__Texte à lire__.
┄┄┄┄┄┄┄┄┄┄

L’affaire fait grand bruit en Allemagne. Six candidats du parti d’extrême droite AfD, qui se présentaient aux municipales du 14 septembre en Rhénanie-du-Nord-Westphalie, le Land le plus peuplé du pays, sont décédés ces dernières semaines. « Autant de morts, c’est impossible du point de vue statistique ! », a posté sur X (ex-Twitter) la codirigeante du parti, Alice Weidel. Le post de Weidel a aussitôt été relayé par le propriétaire du réseau social, Elon Musk, qui avait appelé à voter pour l’AfD en amont des législatives de février dernier.
Selon la police, qui a enquêté par routine sur une partie des cas ― comme le veut la loi lorsque la mort survient en dehors du milieu médical ― aucun de ces décès ne serait suspect. Cinq des candidats sont décédés « de mort naturelle » et le sixième s’est suicidé. Plusieurs souffraient de maladies chroniques, notamment des problèmes rénaux.
« Nous déplorons aussi six cas de décès dans d’autres formations politiques, notamment le Parti de défense des animaux, des Électeurs libres, le Parti libéral et les Verts, souligne le porte-parole de la direction régionale chargée de l’organisation des élections. De tels décès se produisent à chaque élection, indépendamment des partis. »
« Une aubaine pour les gens de l’AfD et ses théoriciens du complot »
Même les démentis du vice-chef de l’AfD en Rhénanie, Kay Gottschalk, ne sont pas parvenus à calmer la Toile, qui spécule sur les « politiciens assassinés » de l’extrême droite.
« Pour l’instant, rien ne permet de supposer qu’il ne s’agit pas d’un hasard. Mais nous allons tout de même examiner tous ces cas de près », assure Kay Gottschalk, entretenant un certain flou destiné à brosser son électorat ― qui s’informe principalement sur Internet, par défiance des médias traditionnels ― dans le sens du poil.
« On suggère ici que quelque chose ne tourne pas rond, s’indigne de son côté le quotidien conservateur Frankfurter Allgemeine Zeitung dans un commentaire. C’est une aubaine pour les gens de l’AfD et ses théoriciens du complot. »
De fait, les municipales de Rhénanie sont un test important pour le parti d’extrême droite, arrivé en seconde position derrière la CDU (conservateurs) aux législatives de février avec 20,1 % des voix, et aujourd’hui la première force d’opposition au Bundestag. Certains sondages le créditent de 26 % des intentions de vote au niveau national, cette fois devant le parti de Friedrich Merz.

┄┄┄┄┄┄┄┄┄┄

__Données fournies__.
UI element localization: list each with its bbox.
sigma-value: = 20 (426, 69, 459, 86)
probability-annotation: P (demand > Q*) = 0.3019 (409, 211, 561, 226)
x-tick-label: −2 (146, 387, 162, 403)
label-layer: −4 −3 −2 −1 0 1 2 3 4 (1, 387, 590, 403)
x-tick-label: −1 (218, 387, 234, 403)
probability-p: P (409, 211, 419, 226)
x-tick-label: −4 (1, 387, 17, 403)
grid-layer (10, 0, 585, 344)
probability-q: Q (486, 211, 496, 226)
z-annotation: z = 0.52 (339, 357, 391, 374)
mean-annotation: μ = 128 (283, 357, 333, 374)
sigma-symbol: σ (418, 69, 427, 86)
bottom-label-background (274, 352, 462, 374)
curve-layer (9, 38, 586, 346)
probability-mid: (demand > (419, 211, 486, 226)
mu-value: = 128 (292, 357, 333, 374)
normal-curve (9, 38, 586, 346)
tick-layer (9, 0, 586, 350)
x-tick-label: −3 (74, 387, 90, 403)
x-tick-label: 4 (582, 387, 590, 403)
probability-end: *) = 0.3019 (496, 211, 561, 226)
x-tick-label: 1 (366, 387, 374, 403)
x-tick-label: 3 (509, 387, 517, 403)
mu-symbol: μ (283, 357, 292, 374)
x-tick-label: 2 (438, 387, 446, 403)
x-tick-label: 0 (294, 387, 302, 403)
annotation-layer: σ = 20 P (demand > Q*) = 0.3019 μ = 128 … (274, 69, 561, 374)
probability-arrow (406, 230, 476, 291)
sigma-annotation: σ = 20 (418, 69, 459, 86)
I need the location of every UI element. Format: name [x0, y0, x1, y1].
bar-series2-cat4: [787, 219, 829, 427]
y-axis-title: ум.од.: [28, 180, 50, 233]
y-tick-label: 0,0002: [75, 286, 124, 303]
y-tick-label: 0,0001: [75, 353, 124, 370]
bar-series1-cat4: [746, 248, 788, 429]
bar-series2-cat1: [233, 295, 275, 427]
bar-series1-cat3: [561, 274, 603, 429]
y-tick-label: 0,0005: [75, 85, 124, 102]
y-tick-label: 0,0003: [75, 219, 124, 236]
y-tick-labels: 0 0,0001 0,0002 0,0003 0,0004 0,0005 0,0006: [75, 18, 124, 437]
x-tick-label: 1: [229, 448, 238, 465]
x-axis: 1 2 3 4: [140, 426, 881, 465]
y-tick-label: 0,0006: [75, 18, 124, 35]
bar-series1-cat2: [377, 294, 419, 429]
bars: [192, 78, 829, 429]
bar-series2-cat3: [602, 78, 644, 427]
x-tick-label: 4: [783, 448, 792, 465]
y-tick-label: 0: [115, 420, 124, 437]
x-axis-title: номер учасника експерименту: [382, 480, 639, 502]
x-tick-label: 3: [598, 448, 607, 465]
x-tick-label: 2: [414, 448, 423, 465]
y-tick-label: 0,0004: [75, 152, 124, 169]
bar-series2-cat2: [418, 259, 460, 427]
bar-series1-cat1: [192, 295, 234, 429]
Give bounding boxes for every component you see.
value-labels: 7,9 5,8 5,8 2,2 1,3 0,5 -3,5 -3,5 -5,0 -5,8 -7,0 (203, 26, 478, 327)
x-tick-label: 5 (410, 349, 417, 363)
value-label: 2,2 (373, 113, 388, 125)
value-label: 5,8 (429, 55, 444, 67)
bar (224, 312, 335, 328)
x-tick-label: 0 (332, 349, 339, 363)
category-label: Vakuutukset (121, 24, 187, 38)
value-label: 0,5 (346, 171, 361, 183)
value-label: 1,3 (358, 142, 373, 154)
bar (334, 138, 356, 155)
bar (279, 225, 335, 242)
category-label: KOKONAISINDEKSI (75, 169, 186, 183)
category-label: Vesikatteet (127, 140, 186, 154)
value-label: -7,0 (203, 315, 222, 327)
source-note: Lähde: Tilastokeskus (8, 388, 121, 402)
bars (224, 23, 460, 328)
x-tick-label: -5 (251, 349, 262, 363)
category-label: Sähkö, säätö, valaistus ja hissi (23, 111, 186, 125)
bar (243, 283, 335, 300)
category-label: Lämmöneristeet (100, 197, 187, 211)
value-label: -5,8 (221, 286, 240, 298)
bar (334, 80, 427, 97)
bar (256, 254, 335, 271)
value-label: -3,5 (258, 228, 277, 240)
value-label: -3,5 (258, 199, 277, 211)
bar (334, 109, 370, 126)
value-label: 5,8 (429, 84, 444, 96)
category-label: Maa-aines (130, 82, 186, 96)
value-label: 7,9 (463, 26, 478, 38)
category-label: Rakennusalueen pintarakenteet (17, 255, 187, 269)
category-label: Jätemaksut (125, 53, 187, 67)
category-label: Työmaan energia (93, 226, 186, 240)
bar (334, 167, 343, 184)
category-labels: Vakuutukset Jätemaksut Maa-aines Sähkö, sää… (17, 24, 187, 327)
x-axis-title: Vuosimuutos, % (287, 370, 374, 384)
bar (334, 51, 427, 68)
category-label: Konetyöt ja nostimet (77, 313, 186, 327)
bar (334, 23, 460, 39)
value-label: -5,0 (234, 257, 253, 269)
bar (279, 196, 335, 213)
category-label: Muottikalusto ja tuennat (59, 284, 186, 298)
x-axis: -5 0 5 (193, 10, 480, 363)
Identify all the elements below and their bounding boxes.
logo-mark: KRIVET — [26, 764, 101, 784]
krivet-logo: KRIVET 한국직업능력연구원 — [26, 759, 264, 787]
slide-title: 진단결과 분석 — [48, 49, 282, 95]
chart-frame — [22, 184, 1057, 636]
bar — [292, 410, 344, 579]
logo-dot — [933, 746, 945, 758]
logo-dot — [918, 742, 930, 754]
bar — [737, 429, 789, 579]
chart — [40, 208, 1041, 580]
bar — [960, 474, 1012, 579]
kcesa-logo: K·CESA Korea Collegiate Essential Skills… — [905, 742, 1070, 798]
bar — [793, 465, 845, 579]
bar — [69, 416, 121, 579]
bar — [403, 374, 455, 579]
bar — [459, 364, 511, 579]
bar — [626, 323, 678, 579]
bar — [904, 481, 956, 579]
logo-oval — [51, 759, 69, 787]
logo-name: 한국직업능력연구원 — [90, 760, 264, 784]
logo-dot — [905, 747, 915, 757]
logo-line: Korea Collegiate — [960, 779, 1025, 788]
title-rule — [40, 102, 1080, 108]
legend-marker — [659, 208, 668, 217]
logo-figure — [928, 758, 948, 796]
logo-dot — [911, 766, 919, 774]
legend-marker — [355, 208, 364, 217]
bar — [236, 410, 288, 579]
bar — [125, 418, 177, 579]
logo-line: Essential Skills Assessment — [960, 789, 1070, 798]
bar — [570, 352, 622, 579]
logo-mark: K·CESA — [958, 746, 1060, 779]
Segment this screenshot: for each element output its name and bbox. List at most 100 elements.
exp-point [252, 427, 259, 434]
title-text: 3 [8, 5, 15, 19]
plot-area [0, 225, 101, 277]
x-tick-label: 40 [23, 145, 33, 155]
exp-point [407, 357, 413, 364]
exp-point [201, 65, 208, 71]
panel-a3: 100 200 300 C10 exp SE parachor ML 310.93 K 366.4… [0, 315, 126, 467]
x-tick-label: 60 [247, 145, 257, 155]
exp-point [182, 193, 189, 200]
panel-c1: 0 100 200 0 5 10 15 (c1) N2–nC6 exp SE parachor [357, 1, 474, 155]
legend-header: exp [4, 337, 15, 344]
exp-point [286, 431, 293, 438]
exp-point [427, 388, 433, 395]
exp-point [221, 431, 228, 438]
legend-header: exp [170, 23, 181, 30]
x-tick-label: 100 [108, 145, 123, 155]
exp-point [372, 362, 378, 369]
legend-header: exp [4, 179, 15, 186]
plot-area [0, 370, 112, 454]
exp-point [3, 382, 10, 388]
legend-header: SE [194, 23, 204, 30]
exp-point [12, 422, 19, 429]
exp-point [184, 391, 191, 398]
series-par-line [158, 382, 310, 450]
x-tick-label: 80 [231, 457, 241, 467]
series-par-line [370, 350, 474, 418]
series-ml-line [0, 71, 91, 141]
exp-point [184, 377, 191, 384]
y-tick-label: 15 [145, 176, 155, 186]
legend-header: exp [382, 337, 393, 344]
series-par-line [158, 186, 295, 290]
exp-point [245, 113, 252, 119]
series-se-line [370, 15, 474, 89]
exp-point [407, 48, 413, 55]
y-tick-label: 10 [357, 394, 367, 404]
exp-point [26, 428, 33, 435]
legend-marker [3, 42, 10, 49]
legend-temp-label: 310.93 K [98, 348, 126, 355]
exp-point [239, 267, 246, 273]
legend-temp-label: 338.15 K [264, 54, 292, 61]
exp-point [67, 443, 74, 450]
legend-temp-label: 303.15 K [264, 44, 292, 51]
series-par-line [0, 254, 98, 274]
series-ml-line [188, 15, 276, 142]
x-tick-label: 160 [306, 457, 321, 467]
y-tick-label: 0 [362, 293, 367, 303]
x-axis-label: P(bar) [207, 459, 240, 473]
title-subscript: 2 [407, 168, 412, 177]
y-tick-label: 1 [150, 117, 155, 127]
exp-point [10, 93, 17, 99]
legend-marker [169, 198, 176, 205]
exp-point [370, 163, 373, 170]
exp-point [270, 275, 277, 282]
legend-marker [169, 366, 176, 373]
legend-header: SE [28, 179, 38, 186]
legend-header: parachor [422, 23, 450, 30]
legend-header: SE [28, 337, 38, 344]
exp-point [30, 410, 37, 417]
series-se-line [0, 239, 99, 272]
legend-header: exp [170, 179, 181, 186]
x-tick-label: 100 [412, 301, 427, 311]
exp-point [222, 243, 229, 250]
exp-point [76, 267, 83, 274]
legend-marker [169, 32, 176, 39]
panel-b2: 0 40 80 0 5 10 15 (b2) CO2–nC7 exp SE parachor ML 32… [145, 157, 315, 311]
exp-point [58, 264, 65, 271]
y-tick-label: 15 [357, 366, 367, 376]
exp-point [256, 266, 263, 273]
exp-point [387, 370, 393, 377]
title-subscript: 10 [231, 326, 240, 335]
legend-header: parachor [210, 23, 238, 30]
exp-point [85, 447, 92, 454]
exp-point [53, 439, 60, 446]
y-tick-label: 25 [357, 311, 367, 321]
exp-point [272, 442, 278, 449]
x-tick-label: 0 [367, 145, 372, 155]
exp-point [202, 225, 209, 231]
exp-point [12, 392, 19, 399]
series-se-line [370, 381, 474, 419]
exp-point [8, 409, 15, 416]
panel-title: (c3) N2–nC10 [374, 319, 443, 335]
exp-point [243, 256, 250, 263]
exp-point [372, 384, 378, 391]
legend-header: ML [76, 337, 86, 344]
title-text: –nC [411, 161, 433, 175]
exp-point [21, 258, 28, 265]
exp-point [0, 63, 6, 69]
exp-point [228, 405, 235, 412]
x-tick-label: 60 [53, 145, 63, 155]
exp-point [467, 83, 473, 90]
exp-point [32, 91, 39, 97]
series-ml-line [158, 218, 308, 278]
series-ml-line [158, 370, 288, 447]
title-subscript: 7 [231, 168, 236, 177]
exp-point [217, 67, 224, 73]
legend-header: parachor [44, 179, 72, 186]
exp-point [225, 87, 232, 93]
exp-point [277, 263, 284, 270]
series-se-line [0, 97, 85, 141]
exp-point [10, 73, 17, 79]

┄┄┄┄┄┄┄┄┄┄

__Énoncé de l'exercice__. Selon le texte sur les décès de candidats de l'AfD, pour quelle raison la police a-t-elle enquêté sur une partie de ces cas ? Répondez en une à trois phrases.

__Résultat ci-dessous__. La police a enquêté par routine, car la loi l'exige lorsque la mort survient en dehors du milieu médical.